- The exercise -
What lines of the data include the string "letter"? Copy them all.

- Material for the task -
#####

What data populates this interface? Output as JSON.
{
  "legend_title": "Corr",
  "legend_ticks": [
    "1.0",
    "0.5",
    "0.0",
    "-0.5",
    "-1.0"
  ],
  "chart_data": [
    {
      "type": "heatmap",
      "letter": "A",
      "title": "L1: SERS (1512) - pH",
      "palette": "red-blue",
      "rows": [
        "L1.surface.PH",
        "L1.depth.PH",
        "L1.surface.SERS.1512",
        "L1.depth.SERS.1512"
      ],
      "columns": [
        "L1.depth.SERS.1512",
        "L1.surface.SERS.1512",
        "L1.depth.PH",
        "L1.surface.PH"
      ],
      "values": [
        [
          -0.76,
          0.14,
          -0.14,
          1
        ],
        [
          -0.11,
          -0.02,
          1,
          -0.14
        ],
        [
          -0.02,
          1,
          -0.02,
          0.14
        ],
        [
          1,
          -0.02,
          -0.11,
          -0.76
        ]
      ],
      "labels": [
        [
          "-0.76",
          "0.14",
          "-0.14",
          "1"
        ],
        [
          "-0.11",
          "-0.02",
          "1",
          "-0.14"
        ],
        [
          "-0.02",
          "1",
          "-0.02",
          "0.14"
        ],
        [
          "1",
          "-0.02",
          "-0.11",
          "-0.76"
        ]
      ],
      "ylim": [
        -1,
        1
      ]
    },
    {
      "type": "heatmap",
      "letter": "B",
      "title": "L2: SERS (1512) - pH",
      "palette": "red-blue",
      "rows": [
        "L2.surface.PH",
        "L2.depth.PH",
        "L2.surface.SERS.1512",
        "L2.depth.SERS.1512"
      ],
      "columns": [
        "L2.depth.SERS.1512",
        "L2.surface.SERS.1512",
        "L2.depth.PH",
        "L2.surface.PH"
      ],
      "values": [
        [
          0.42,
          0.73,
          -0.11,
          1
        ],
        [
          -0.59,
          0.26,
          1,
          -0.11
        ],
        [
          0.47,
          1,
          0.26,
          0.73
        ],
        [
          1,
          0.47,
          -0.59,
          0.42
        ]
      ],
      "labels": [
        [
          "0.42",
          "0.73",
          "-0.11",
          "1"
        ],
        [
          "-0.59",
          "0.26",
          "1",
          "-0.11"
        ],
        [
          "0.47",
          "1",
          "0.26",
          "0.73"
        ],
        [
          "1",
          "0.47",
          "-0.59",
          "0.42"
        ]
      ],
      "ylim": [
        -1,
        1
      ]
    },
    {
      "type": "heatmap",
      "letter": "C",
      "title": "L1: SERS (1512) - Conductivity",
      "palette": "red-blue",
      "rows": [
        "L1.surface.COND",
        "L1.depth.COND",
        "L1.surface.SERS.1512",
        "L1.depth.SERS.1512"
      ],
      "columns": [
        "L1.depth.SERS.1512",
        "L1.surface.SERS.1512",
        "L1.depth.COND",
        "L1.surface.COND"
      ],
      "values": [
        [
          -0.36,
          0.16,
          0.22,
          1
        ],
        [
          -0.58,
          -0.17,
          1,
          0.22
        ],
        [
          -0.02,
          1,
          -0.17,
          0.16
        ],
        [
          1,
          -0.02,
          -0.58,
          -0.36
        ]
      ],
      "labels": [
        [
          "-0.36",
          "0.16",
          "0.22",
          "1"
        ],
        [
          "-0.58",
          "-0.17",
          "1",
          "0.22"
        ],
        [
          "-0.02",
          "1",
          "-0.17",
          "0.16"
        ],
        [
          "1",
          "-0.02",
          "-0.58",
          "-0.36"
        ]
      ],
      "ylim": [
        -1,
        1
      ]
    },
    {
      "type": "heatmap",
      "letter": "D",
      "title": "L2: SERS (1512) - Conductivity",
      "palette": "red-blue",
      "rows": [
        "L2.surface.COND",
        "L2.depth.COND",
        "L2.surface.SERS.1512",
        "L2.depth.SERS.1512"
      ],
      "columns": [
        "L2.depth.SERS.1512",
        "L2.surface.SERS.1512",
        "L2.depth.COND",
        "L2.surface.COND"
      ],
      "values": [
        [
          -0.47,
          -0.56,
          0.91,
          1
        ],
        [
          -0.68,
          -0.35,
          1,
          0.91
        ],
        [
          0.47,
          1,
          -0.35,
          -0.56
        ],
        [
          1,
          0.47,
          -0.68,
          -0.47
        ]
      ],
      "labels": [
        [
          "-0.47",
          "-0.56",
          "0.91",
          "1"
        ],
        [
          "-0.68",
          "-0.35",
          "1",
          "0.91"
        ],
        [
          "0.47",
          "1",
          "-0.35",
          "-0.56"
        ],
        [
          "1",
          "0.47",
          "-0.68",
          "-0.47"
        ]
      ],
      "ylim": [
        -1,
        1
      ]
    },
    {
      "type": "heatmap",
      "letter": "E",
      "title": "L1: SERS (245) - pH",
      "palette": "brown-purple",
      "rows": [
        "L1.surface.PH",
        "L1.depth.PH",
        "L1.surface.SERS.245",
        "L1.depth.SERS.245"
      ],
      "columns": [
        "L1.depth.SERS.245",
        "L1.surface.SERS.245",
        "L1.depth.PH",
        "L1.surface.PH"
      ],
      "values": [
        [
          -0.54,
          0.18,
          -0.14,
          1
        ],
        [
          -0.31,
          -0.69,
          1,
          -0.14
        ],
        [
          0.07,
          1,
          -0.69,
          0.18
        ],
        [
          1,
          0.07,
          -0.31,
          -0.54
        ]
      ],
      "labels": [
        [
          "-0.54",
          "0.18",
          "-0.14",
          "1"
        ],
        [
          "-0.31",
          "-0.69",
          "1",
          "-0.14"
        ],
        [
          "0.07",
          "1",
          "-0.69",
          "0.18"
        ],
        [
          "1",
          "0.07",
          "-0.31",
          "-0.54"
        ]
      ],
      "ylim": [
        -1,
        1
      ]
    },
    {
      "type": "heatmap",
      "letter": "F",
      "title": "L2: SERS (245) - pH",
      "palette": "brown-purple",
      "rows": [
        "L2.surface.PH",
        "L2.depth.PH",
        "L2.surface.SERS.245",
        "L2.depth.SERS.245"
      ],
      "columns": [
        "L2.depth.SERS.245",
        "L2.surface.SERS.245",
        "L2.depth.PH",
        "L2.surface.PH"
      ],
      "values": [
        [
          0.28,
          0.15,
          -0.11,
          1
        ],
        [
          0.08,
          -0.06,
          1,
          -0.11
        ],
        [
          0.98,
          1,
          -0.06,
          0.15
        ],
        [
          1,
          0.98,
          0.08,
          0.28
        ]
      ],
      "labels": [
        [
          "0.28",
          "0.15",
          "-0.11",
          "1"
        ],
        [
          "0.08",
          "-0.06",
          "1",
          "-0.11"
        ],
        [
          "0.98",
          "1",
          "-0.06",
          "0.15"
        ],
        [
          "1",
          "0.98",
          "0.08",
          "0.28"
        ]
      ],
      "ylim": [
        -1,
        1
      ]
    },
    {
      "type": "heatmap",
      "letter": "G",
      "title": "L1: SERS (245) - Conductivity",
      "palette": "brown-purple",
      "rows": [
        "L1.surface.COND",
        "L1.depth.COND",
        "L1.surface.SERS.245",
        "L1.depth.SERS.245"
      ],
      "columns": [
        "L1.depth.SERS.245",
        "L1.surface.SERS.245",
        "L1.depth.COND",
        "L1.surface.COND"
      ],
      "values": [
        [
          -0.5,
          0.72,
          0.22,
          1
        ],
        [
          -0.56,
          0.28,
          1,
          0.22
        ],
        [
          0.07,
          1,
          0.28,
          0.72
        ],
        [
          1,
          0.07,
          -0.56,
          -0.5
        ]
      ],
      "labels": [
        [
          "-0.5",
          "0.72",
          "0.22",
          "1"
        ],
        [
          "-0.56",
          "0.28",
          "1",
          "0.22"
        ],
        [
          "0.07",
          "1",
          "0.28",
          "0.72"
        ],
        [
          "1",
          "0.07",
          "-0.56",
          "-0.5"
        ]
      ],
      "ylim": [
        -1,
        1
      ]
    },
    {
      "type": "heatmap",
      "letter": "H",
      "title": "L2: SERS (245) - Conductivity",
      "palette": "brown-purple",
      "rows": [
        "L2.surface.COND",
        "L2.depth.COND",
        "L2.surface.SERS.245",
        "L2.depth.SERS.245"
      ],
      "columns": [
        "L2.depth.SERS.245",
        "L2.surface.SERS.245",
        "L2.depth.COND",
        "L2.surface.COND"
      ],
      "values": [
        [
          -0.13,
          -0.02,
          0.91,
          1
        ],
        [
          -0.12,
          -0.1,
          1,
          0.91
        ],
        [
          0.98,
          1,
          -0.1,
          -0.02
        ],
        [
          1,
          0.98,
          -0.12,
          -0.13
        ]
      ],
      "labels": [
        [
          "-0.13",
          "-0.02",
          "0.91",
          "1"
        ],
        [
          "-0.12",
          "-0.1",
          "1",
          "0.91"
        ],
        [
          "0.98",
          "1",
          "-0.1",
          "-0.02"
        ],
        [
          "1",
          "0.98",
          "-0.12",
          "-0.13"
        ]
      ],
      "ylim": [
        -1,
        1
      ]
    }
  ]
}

#####

- Solution to the exercise -
      "letter": "A",
      "letter": "B",
      "letter": "C",
      "letter": "D",
      "letter": "E",
      "letter": "F",
      "letter": "G",
      "letter": "H",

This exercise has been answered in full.